**Task to complete:** Locate the word "borrowings" in the data below, then copy every line that holds it.
[Begin Records for the exercise]
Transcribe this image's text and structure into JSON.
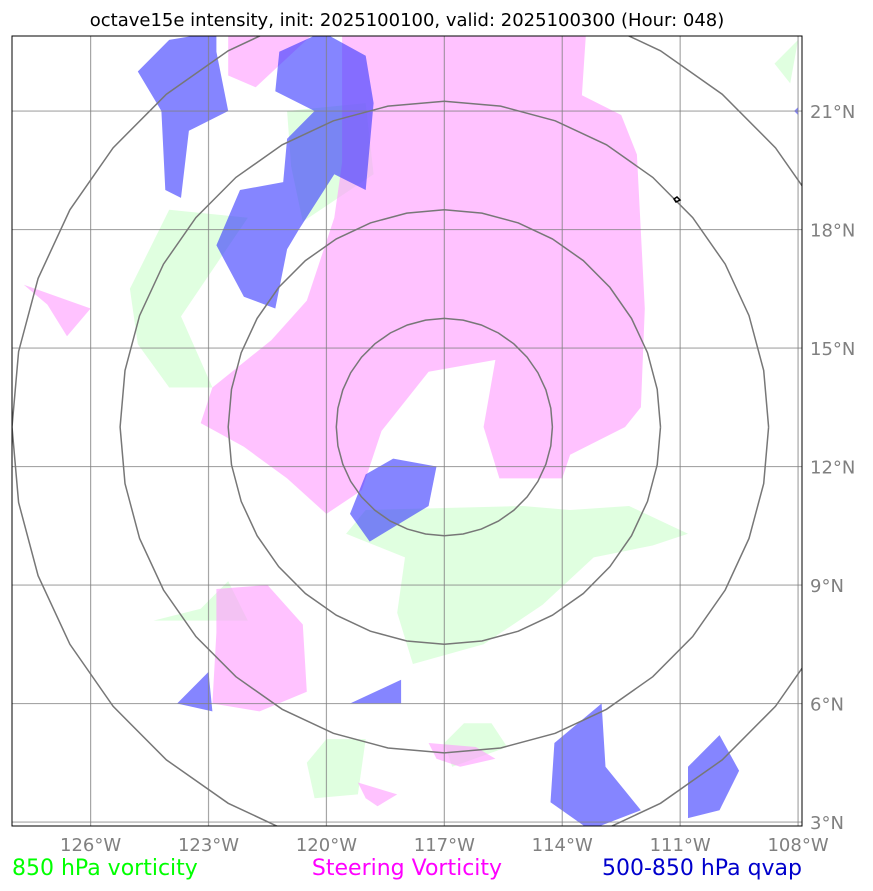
{
  "chart_data": {
    "type": "map",
    "title": "octave15e intensity, init: 2025100100, valid: 2025100300 (Hour: 048)",
    "lon_range": [
      -128.0,
      -107.9
    ],
    "lat_range": [
      2.9,
      22.9
    ],
    "lon_ticks": [
      {
        "value": -126,
        "label": "126°W"
      },
      {
        "value": -123,
        "label": "123°W"
      },
      {
        "value": -120,
        "label": "120°W"
      },
      {
        "value": -117,
        "label": "117°W"
      },
      {
        "value": -114,
        "label": "114°W"
      },
      {
        "value": -111,
        "label": "111°W"
      },
      {
        "value": -108,
        "label": "108°W"
      }
    ],
    "lat_ticks": [
      {
        "value": 3,
        "label": "3°N"
      },
      {
        "value": 6,
        "label": "6°N"
      },
      {
        "value": 9,
        "label": "9°N"
      },
      {
        "value": 12,
        "label": "12°N"
      },
      {
        "value": 15,
        "label": "15°N"
      },
      {
        "value": 18,
        "label": "18°N"
      },
      {
        "value": 21,
        "label": "21°N"
      }
    ],
    "grid": true,
    "range_rings": {
      "center": [
        -117.0,
        13.0
      ],
      "radius_deg": [
        2.75,
        5.5,
        8.25,
        11.0
      ]
    },
    "legend": [
      {
        "label": "850 hPa vorticity",
        "color": "#00ff00"
      },
      {
        "label": "Steering Vorticity",
        "color": "#ff00ff"
      },
      {
        "label": "500-850 hPa qvap",
        "color": "#0000cc"
      }
    ],
    "layers": [
      {
        "field": "850 hPa vorticity",
        "color": "#ccffcc",
        "polygons": [
          [
            [
              -119.0,
              10.9
            ],
            [
              -115.0,
              11.0
            ],
            [
              -113.8,
              10.9
            ],
            [
              -112.3,
              11.0
            ],
            [
              -110.8,
              10.3
            ],
            [
              -111.7,
              10.0
            ],
            [
              -113.2,
              9.7
            ],
            [
              -114.5,
              8.5
            ],
            [
              -116.0,
              7.5
            ],
            [
              -117.8,
              7.0
            ],
            [
              -118.2,
              8.3
            ],
            [
              -118.0,
              9.7
            ],
            [
              -119.0,
              10.1
            ],
            [
              -119.5,
              10.3
            ]
          ],
          [
            [
              -121.0,
              21.0
            ],
            [
              -119.0,
              21.2
            ],
            [
              -118.8,
              19.4
            ],
            [
              -120.6,
              18.2
            ],
            [
              -120.9,
              19.6
            ]
          ],
          [
            [
              -124.0,
              18.5
            ],
            [
              -122.0,
              18.3
            ],
            [
              -123.7,
              15.8
            ],
            [
              -122.9,
              14.0
            ],
            [
              -124.0,
              14.0
            ],
            [
              -124.8,
              15.1
            ],
            [
              -125.0,
              16.5
            ]
          ],
          [
            [
              -122.5,
              9.1
            ],
            [
              -123.2,
              8.4
            ],
            [
              -124.4,
              8.1
            ],
            [
              -122.0,
              8.1
            ]
          ],
          [
            [
              -116.5,
              5.5
            ],
            [
              -115.8,
              5.5
            ],
            [
              -115.4,
              4.9
            ],
            [
              -116.8,
              4.4
            ],
            [
              -117.0,
              5.0
            ]
          ],
          [
            [
              -119.0,
              5.1
            ],
            [
              -120.0,
              5.1
            ],
            [
              -120.5,
              4.5
            ],
            [
              -120.3,
              3.6
            ],
            [
              -119.2,
              3.7
            ]
          ],
          [
            [
              -108.0,
              22.8
            ],
            [
              -108.6,
              22.2
            ],
            [
              -108.2,
              21.7
            ]
          ]
        ]
      },
      {
        "field": "Steering Vorticity",
        "color": "#ff99ff",
        "polygons": [
          [
            [
              -119.6,
              22.9
            ],
            [
              -113.4,
              22.9
            ],
            [
              -113.5,
              21.4
            ],
            [
              -112.5,
              20.9
            ],
            [
              -112.1,
              19.9
            ],
            [
              -111.9,
              16.0
            ],
            [
              -112.0,
              13.5
            ],
            [
              -112.4,
              13.0
            ],
            [
              -113.8,
              12.3
            ],
            [
              -114.0,
              11.7
            ],
            [
              -115.6,
              11.7
            ],
            [
              -116.0,
              13.0
            ],
            [
              -115.7,
              14.7
            ],
            [
              -117.4,
              14.4
            ],
            [
              -118.6,
              12.9
            ],
            [
              -119.1,
              11.4
            ],
            [
              -120.0,
              10.8
            ],
            [
              -121.0,
              11.7
            ],
            [
              -122.1,
              12.5
            ],
            [
              -123.2,
              13.1
            ],
            [
              -122.9,
              14.0
            ],
            [
              -121.4,
              15.2
            ],
            [
              -120.5,
              16.2
            ],
            [
              -119.8,
              18.3
            ],
            [
              -119.6,
              19.7
            ]
          ],
          [
            [
              -122.5,
              22.9
            ],
            [
              -120.4,
              22.9
            ],
            [
              -121.8,
              21.6
            ],
            [
              -122.5,
              21.9
            ]
          ],
          [
            [
              -127.7,
              16.6
            ],
            [
              -127.1,
              16.1
            ],
            [
              -126.6,
              15.3
            ],
            [
              -126.0,
              16.0
            ]
          ],
          [
            [
              -122.8,
              8.9
            ],
            [
              -121.5,
              9.0
            ],
            [
              -120.6,
              8.0
            ],
            [
              -120.5,
              6.3
            ],
            [
              -121.7,
              5.8
            ],
            [
              -122.9,
              6.0
            ],
            [
              -122.8,
              7.8
            ]
          ],
          [
            [
              -117.4,
              5.0
            ],
            [
              -116.2,
              4.9
            ],
            [
              -115.7,
              4.6
            ],
            [
              -116.6,
              4.4
            ],
            [
              -117.2,
              4.6
            ]
          ],
          [
            [
              -119.2,
              4.0
            ],
            [
              -118.2,
              3.7
            ],
            [
              -118.7,
              3.4
            ],
            [
              -119.0,
              3.6
            ]
          ]
        ]
      },
      {
        "field": "500-850 hPa qvap",
        "color": "#3333ff",
        "polygons": [
          [
            [
              -122.8,
              23.0
            ],
            [
              -124.0,
              22.8
            ],
            [
              -124.8,
              22.0
            ],
            [
              -124.2,
              21.0
            ],
            [
              -124.1,
              19.0
            ],
            [
              -123.7,
              18.8
            ],
            [
              -123.5,
              20.5
            ],
            [
              -122.5,
              21.0
            ],
            [
              -122.8,
              22.5
            ]
          ],
          [
            [
              -120.1,
              23.0
            ],
            [
              -119.0,
              22.4
            ],
            [
              -118.8,
              21.2
            ],
            [
              -119.0,
              19.0
            ],
            [
              -119.8,
              19.4
            ],
            [
              -120.7,
              18.0
            ],
            [
              -121.0,
              17.5
            ],
            [
              -121.3,
              16.0
            ],
            [
              -122.1,
              16.3
            ],
            [
              -122.8,
              17.6
            ],
            [
              -122.2,
              19.0
            ],
            [
              -121.1,
              19.2
            ],
            [
              -121.0,
              20.3
            ],
            [
              -120.3,
              21.0
            ],
            [
              -121.3,
              21.5
            ],
            [
              -121.2,
              22.5
            ]
          ],
          [
            [
              -118.3,
              12.2
            ],
            [
              -117.2,
              12.0
            ],
            [
              -117.4,
              11.0
            ],
            [
              -118.9,
              10.1
            ],
            [
              -119.4,
              10.8
            ],
            [
              -119.0,
              11.8
            ]
          ],
          [
            [
              -113.0,
              6.0
            ],
            [
              -112.9,
              4.4
            ],
            [
              -112.0,
              3.3
            ],
            [
              -113.3,
              2.8
            ],
            [
              -114.3,
              3.5
            ],
            [
              -114.2,
              5.0
            ]
          ],
          [
            [
              -110.0,
              5.2
            ],
            [
              -110.8,
              4.4
            ],
            [
              -110.8,
              3.1
            ],
            [
              -110.0,
              3.3
            ],
            [
              -109.5,
              4.3
            ]
          ],
          [
            [
              -123.0,
              6.8
            ],
            [
              -123.8,
              6.0
            ],
            [
              -122.9,
              5.8
            ]
          ],
          [
            [
              -118.1,
              6.6
            ],
            [
              -119.4,
              6.0
            ],
            [
              -118.1,
              6.0
            ]
          ],
          [
            [
              -108.0,
              21.1
            ],
            [
              -108.1,
              21.0
            ],
            [
              -108.0,
              20.9
            ]
          ]
        ]
      }
    ]
  }
}
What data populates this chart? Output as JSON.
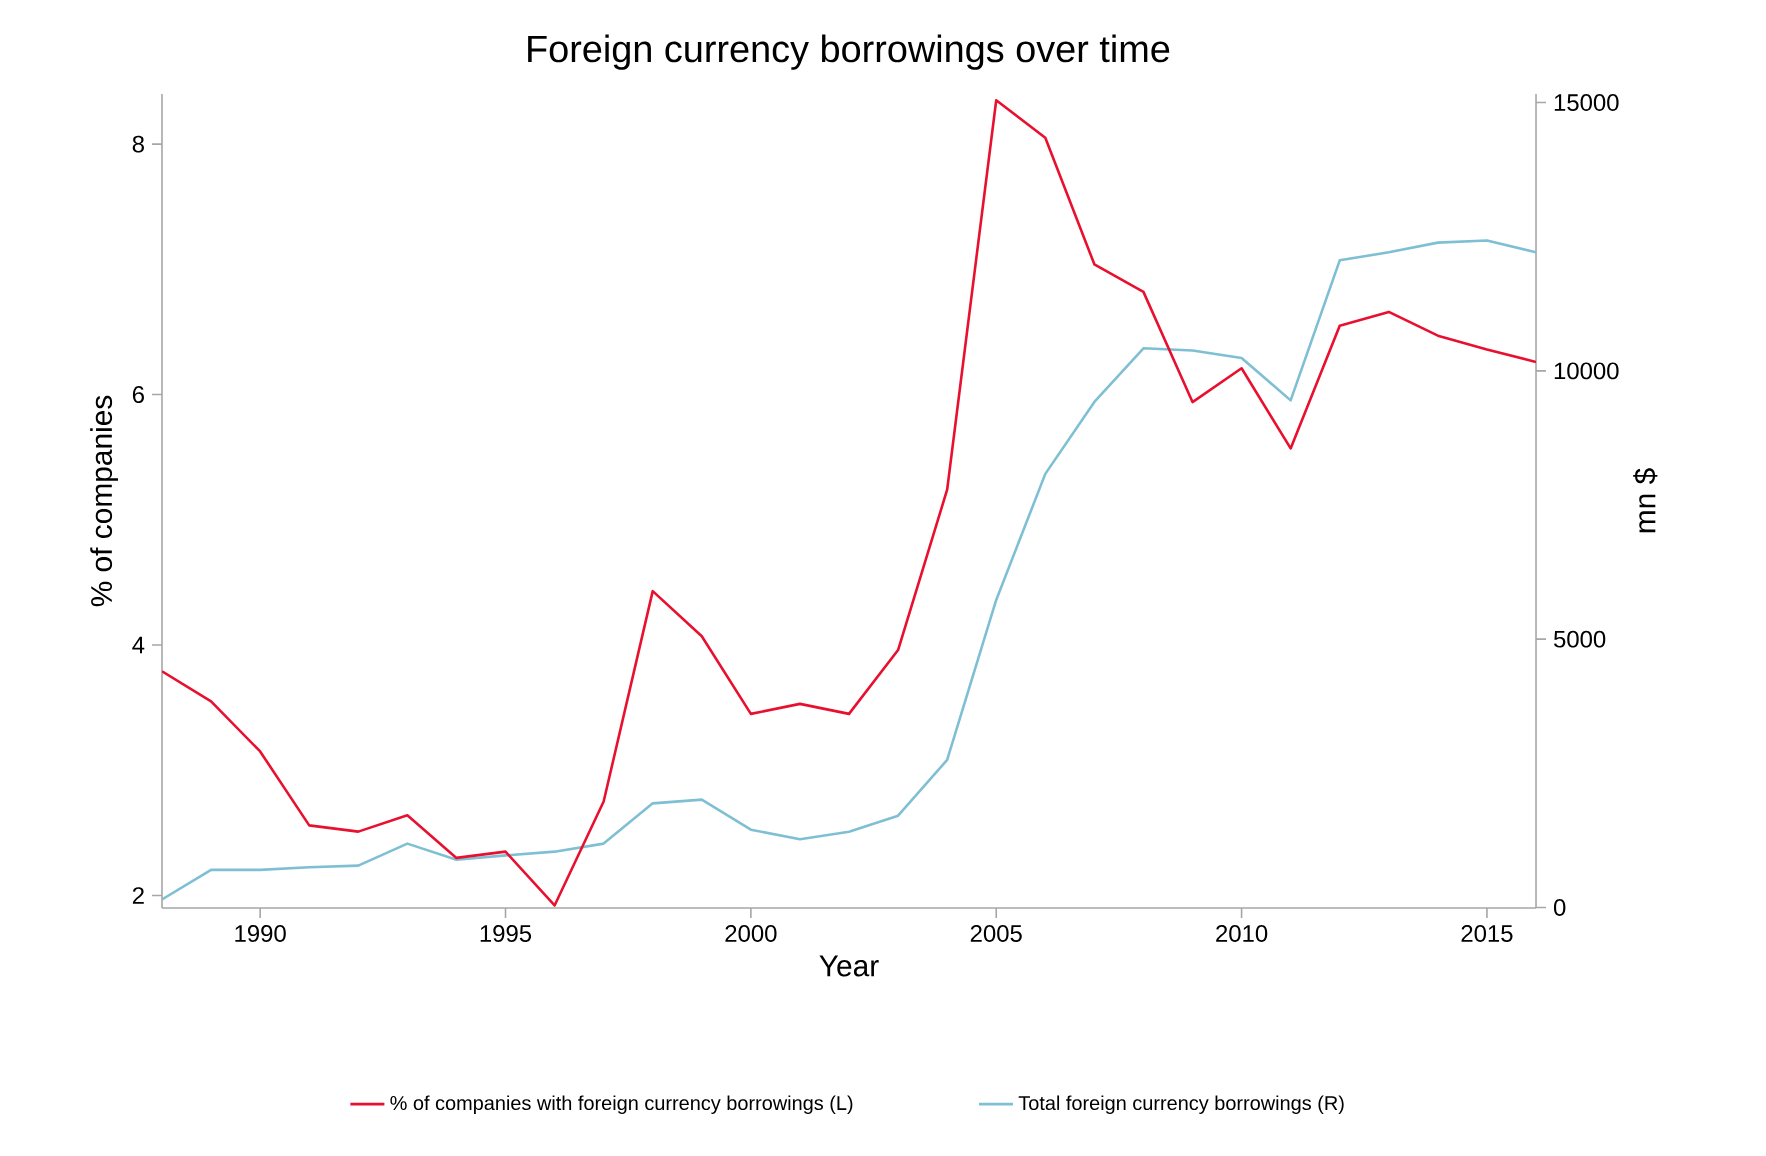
{
  "chart_data": {
    "type": "line",
    "title": "Foreign currency borrowings over time",
    "xlabel": "Year",
    "ylabel": "% of companies",
    "y2label": "mn $",
    "x": [
      1988,
      1989,
      1990,
      1991,
      1992,
      1993,
      1994,
      1995,
      1996,
      1997,
      1998,
      1999,
      2000,
      2001,
      2002,
      2003,
      2004,
      2005,
      2006,
      2007,
      2008,
      2009,
      2010,
      2011,
      2012,
      2013,
      2014,
      2015,
      2016
    ],
    "series": [
      {
        "name": "% of companies with foreign currency borrowings (L)",
        "color": "#e8102e",
        "values": [
          3.79,
          3.55,
          3.15,
          2.56,
          2.51,
          2.64,
          2.3,
          2.35,
          1.92,
          2.75,
          4.43,
          4.07,
          3.45,
          3.53,
          3.45,
          3.96,
          5.24,
          8.35,
          8.05,
          7.04,
          6.82,
          5.94,
          6.21,
          5.57,
          6.55,
          6.66,
          6.47,
          6.36,
          6.26
        ]
      },
      {
        "name": "Total foreign currency borrowings (R)",
        "color": "#7fbfd4",
        "axis": "y2",
        "values": [
          150,
          700,
          700,
          750,
          780,
          1190,
          890,
          970,
          1040,
          1190,
          1940,
          2010,
          1450,
          1270,
          1410,
          1710,
          2750,
          5730,
          8080,
          9420,
          10420,
          10380,
          10240,
          9450,
          12060,
          12210,
          12390,
          12430,
          12210
        ]
      }
    ],
    "xlim": [
      1988,
      2016
    ],
    "xticks": [
      1990,
      1995,
      2000,
      2005,
      2010,
      2015
    ],
    "ylim": [
      1.9,
      8.4
    ],
    "yticks": [
      2,
      4,
      6,
      8
    ],
    "y2lim": [
      -10,
      15160
    ],
    "y2ticks": [
      0,
      5000,
      10000,
      15000
    ],
    "grid": false,
    "legend": "bottom",
    "line_style": "solid"
  }
}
[End Records for the exercise]
**Answer to the exercise:**
    "title": "Foreign currency borrowings over time",
        "name": "% of companies with foreign currency borrowings (L)",
        "name": "Total foreign currency borrowings (R)",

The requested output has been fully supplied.